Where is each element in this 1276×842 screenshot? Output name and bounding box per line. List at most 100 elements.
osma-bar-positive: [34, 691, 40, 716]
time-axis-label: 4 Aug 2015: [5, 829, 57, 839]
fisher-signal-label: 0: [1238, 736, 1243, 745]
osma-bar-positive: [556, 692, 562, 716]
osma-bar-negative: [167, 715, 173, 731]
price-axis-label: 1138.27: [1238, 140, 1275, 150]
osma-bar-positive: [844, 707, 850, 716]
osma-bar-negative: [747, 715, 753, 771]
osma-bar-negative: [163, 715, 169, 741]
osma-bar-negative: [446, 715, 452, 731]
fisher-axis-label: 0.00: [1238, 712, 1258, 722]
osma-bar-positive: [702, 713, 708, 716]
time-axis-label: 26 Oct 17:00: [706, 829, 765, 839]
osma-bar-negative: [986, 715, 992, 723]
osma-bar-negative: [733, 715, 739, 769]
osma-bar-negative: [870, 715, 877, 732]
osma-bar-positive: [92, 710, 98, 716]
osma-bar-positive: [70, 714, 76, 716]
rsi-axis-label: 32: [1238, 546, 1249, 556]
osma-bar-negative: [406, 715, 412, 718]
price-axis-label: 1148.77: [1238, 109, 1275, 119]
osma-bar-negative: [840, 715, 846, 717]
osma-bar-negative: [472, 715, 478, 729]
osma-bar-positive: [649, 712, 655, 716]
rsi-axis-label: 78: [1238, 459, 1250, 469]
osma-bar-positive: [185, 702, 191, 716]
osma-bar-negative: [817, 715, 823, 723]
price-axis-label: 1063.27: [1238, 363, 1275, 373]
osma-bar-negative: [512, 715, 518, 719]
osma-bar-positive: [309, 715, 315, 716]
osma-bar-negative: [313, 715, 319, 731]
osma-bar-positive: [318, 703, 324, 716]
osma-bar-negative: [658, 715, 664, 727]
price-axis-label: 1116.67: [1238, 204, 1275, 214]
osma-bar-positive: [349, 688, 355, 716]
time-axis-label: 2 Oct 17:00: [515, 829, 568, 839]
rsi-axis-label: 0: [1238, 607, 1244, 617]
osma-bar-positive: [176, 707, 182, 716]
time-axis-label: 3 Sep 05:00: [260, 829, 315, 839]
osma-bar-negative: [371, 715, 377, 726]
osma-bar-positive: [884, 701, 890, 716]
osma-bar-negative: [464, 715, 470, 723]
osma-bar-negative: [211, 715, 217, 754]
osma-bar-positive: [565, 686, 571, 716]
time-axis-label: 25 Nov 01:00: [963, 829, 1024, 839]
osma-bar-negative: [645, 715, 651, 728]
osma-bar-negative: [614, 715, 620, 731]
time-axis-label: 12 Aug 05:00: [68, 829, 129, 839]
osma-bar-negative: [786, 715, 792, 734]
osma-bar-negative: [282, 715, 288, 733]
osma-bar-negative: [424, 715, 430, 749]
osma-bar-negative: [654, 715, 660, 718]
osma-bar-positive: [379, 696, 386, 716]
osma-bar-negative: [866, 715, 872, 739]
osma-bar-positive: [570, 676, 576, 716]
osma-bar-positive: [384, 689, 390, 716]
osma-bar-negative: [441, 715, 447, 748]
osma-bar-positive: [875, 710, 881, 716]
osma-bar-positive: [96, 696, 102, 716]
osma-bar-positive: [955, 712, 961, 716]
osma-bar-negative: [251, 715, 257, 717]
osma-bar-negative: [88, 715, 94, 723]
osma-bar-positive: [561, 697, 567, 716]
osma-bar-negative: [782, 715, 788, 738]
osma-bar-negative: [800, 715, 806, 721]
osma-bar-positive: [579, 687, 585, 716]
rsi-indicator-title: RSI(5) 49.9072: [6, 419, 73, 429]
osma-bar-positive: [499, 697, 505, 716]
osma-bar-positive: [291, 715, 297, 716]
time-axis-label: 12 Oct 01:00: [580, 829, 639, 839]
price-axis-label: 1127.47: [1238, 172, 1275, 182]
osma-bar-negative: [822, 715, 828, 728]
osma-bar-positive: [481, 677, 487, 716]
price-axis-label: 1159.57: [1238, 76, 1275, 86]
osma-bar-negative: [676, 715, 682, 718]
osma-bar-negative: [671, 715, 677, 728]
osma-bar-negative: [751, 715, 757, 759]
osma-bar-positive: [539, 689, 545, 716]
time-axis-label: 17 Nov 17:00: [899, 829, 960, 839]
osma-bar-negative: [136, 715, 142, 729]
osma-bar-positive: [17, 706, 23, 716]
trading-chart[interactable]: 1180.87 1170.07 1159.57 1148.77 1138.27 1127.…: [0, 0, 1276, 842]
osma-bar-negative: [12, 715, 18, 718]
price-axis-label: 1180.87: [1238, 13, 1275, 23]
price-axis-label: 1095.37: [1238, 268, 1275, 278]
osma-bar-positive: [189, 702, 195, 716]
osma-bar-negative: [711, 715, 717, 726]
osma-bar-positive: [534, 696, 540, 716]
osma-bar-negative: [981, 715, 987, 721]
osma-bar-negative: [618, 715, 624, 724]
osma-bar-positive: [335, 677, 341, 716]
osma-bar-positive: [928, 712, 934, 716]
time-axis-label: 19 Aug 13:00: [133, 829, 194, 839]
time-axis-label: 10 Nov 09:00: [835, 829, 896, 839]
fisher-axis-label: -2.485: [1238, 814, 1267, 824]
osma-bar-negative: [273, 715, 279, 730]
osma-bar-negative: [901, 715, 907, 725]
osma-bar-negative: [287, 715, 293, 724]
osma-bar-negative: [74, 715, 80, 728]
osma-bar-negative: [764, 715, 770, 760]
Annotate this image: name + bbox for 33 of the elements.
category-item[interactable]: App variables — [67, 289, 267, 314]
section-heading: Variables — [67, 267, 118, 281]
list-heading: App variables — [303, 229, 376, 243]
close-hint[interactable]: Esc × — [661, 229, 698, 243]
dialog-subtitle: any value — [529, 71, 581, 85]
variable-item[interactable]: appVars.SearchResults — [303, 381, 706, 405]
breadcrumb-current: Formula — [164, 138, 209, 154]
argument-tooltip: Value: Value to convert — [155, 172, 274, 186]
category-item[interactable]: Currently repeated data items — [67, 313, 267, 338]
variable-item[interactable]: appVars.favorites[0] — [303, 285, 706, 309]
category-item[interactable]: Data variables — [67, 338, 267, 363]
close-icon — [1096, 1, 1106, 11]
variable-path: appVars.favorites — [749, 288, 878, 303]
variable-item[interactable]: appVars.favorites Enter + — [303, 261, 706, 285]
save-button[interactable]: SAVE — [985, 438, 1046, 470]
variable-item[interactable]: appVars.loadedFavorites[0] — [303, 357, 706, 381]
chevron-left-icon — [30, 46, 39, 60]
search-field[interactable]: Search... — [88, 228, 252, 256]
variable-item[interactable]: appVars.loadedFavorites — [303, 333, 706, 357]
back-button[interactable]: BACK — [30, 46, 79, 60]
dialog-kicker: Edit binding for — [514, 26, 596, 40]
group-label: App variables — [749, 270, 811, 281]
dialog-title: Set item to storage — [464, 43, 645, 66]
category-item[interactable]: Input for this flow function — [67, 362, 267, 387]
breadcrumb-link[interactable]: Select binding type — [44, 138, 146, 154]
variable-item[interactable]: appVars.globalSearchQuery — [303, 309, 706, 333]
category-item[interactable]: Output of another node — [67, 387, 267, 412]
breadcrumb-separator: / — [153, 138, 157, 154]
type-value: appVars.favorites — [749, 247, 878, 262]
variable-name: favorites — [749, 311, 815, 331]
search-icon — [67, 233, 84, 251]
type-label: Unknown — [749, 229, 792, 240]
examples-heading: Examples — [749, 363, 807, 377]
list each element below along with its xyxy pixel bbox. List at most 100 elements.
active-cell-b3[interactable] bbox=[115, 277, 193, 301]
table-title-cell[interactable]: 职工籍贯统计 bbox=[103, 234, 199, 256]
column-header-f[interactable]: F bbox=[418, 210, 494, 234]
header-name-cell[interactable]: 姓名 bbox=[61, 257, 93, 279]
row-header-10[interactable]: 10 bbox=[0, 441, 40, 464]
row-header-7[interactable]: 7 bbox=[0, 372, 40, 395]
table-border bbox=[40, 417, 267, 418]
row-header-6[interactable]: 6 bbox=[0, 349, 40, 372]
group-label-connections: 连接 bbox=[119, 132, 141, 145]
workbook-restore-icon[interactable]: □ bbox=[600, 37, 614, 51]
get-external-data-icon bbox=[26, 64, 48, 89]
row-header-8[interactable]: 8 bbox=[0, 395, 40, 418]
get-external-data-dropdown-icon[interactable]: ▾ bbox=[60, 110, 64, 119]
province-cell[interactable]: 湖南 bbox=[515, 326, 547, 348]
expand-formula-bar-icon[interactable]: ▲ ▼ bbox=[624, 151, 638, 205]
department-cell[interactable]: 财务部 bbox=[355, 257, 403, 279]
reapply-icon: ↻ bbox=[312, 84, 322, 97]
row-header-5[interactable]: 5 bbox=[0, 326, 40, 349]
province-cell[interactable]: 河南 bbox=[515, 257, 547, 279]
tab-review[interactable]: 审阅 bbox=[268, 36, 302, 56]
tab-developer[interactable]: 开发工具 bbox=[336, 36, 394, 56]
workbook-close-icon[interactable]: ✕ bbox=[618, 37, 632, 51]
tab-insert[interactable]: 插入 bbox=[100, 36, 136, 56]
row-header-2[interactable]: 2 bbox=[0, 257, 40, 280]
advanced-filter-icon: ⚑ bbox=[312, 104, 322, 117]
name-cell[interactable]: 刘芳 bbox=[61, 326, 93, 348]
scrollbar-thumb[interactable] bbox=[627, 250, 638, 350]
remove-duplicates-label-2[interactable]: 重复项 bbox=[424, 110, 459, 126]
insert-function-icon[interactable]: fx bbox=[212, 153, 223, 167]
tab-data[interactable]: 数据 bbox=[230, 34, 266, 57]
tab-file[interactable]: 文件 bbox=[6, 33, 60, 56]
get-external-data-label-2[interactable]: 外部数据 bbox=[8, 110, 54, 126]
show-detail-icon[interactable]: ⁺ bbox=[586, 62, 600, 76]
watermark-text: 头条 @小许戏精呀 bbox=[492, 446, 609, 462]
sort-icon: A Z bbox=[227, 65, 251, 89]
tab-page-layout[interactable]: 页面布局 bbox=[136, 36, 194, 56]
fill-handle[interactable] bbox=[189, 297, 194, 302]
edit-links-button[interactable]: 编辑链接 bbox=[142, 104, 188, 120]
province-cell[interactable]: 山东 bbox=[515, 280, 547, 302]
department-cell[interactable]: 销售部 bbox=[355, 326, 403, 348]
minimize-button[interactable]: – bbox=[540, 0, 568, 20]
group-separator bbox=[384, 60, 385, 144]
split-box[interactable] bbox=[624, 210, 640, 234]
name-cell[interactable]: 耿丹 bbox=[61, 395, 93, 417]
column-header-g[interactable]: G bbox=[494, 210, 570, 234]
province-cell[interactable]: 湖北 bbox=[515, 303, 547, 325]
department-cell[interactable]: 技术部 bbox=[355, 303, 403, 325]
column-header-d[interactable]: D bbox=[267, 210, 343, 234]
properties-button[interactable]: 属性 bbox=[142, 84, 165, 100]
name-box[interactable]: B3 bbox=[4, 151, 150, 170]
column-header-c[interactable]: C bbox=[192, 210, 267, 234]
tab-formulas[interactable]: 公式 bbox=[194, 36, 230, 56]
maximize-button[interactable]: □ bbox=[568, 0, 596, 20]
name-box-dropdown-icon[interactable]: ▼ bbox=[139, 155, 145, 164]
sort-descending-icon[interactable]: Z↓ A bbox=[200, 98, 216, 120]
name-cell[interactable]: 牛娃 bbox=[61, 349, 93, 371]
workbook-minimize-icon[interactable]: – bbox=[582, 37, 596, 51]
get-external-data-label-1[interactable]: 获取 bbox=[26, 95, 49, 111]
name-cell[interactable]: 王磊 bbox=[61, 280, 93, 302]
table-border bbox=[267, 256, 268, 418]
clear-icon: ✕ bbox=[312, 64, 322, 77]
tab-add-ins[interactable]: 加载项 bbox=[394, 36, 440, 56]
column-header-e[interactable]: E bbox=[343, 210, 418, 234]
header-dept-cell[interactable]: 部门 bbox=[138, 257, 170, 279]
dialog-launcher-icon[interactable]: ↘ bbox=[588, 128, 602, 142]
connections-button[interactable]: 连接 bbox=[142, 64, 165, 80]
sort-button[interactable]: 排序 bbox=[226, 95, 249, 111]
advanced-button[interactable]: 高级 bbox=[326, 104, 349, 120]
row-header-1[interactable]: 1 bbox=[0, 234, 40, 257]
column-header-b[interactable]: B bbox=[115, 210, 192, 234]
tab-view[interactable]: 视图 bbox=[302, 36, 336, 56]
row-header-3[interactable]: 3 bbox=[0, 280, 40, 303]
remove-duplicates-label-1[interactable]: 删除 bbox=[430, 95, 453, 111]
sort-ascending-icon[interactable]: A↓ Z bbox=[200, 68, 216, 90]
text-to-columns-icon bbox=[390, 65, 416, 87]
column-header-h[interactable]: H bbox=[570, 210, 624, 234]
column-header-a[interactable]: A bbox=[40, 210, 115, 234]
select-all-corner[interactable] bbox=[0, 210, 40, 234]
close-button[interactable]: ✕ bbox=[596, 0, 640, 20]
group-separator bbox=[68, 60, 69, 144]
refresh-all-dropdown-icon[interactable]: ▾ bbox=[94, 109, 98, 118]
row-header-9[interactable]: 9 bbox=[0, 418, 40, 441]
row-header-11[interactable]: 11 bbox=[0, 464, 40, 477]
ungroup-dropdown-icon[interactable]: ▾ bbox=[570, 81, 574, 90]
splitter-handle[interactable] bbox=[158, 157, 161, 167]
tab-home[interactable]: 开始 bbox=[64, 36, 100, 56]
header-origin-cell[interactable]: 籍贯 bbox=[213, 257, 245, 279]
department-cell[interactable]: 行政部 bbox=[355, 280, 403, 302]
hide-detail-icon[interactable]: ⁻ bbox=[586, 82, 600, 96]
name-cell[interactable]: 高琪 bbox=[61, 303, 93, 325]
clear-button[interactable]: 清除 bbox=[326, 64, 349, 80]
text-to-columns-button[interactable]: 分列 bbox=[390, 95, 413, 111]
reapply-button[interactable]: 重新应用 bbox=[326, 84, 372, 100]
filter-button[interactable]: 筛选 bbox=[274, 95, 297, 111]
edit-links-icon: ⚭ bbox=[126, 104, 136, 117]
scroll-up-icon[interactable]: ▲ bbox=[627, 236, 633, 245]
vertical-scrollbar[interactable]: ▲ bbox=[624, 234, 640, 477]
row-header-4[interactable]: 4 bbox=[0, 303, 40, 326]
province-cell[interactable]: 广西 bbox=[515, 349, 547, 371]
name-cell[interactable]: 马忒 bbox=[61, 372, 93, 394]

__________________________________________________

• Problem description: Can you reproduce the material above word for word, starting at its very first line and ending at the line that contains "price-axis-label: 1116.67: [1238, 204, 1275, 214]", with both of those lines included?

• Exercise answer:
Where is each element in this 1276×842 screenshot? Output name and bounding box per line. List at most 100 elements.
osma-bar-positive: [34, 691, 40, 716]
time-axis-label: 4 Aug 2015: [5, 829, 57, 839]
fisher-signal-label: 0: [1238, 736, 1243, 745]
osma-bar-positive: [556, 692, 562, 716]
osma-bar-negative: [167, 715, 173, 731]
price-axis-label: 1138.27: [1238, 140, 1275, 150]
osma-bar-positive: [844, 707, 850, 716]
osma-bar-negative: [747, 715, 753, 771]
osma-bar-negative: [163, 715, 169, 741]
osma-bar-negative: [446, 715, 452, 731]
fisher-axis-label: 0.00: [1238, 712, 1258, 722]
osma-bar-positive: [702, 713, 708, 716]
time-axis-label: 26 Oct 17:00: [706, 829, 765, 839]
osma-bar-negative: [986, 715, 992, 723]
osma-bar-negative: [733, 715, 739, 769]
osma-bar-negative: [870, 715, 877, 732]
osma-bar-positive: [92, 710, 98, 716]
osma-bar-positive: [70, 714, 76, 716]
rsi-axis-label: 32: [1238, 546, 1249, 556]
osma-bar-negative: [406, 715, 412, 718]
price-axis-label: 1148.77: [1238, 109, 1275, 119]
osma-bar-negative: [840, 715, 846, 717]
osma-bar-negative: [472, 715, 478, 729]
osma-bar-positive: [649, 712, 655, 716]
rsi-axis-label: 78: [1238, 459, 1250, 469]
osma-bar-positive: [185, 702, 191, 716]
osma-bar-negative: [817, 715, 823, 723]
price-axis-label: 1063.27: [1238, 363, 1275, 373]
osma-bar-negative: [512, 715, 518, 719]
osma-bar-positive: [309, 715, 315, 716]
osma-bar-negative: [313, 715, 319, 731]
osma-bar-positive: [318, 703, 324, 716]
osma-bar-negative: [658, 715, 664, 727]
price-axis-label: 1116.67: [1238, 204, 1275, 214]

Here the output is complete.